RECORD SET:
- - - - -

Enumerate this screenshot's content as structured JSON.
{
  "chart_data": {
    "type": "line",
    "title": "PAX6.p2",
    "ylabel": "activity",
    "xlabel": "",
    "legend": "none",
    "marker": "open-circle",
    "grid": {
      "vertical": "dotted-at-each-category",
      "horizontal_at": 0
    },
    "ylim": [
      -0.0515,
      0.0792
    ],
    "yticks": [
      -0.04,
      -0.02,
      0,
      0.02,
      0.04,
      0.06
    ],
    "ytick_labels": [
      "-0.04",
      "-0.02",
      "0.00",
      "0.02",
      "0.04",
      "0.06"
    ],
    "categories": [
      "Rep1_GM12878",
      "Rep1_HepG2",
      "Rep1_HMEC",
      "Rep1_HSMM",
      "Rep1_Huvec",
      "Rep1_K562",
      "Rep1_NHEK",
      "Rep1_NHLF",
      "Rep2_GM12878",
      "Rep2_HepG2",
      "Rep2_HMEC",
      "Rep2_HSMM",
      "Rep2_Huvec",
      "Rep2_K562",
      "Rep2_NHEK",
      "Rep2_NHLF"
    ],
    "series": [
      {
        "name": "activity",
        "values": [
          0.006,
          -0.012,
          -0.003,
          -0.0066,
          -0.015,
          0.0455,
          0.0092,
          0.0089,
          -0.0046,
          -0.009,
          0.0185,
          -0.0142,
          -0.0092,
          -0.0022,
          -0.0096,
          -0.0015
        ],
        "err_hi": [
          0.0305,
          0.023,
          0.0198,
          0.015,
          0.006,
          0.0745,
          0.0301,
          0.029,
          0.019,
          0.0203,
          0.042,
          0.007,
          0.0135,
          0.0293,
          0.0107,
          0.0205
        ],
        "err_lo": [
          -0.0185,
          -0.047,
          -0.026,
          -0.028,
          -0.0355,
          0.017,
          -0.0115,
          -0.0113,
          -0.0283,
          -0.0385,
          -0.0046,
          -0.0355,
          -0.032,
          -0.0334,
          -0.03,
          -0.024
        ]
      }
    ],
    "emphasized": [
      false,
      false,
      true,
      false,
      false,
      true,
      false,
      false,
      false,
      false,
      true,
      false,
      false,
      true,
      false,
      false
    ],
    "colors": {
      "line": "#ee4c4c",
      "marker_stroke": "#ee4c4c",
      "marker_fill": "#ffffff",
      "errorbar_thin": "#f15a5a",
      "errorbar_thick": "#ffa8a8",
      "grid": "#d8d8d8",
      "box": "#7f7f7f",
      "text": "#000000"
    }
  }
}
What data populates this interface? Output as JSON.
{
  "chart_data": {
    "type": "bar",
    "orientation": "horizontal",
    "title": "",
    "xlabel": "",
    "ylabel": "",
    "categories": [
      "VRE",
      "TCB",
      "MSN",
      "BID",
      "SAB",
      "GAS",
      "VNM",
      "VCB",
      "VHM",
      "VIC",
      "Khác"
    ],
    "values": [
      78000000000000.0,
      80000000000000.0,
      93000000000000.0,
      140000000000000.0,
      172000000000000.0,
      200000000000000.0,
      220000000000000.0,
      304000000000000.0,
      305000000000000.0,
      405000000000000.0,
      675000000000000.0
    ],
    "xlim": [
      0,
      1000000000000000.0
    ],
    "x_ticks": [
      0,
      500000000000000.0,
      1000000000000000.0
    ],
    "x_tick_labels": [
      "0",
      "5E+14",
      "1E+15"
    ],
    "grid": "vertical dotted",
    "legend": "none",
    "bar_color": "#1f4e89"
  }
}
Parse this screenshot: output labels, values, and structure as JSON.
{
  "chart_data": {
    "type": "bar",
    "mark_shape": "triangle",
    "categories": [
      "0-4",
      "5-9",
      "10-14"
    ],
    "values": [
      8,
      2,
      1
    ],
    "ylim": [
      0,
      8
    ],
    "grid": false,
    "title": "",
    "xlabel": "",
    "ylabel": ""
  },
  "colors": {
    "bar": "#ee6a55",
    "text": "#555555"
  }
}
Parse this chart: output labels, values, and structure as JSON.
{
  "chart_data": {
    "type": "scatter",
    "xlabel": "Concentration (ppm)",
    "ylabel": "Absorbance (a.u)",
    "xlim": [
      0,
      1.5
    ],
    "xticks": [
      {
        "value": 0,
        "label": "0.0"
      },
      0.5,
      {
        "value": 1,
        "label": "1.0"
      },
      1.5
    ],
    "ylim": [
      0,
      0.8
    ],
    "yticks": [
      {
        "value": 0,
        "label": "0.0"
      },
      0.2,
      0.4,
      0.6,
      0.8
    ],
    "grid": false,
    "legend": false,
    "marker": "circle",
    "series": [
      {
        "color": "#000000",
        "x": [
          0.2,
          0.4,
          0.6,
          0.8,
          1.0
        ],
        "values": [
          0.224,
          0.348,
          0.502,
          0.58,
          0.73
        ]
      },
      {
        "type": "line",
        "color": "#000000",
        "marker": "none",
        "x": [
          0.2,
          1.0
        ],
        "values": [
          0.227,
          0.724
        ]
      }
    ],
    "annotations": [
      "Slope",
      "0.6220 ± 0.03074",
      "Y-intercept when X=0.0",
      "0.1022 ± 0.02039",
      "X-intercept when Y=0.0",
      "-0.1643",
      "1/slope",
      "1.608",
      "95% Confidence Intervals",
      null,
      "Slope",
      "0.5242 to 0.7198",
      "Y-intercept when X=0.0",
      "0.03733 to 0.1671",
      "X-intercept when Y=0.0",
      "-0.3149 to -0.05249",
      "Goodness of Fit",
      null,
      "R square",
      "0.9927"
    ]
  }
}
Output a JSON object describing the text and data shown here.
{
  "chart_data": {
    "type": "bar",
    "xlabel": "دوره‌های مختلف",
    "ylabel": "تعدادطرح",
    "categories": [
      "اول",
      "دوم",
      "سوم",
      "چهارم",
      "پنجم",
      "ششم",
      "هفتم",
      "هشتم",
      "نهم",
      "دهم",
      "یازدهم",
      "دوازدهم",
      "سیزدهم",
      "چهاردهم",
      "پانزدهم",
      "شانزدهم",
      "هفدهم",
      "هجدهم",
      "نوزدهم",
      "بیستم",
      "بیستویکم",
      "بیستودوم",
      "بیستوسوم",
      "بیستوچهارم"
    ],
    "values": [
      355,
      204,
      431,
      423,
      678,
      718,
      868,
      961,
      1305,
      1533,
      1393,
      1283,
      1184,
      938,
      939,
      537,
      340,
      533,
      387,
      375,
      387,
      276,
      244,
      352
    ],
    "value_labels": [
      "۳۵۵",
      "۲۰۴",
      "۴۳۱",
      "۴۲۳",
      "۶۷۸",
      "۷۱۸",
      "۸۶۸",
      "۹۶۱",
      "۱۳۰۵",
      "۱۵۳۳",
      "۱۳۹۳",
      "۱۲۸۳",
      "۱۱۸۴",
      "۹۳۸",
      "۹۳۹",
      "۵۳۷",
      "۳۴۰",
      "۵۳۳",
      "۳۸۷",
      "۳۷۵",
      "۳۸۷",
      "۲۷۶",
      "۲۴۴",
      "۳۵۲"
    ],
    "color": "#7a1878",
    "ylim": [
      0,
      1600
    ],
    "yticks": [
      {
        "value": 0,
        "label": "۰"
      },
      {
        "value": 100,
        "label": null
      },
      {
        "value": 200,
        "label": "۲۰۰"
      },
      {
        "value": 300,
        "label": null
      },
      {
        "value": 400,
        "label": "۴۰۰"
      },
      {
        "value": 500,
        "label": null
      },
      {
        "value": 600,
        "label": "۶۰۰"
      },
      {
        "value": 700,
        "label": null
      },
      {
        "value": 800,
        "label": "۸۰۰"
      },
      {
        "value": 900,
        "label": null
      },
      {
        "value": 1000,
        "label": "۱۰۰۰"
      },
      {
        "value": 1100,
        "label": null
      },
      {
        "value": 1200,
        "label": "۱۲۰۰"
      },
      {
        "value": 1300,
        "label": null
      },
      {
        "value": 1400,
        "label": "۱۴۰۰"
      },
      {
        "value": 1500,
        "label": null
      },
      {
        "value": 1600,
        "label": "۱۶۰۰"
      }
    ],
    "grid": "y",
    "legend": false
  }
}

- - - - -

TO DO:
Provide the number of lines in the data above that contain the string "Parse", and nothing else.

EXERCISE SOLUTION:
2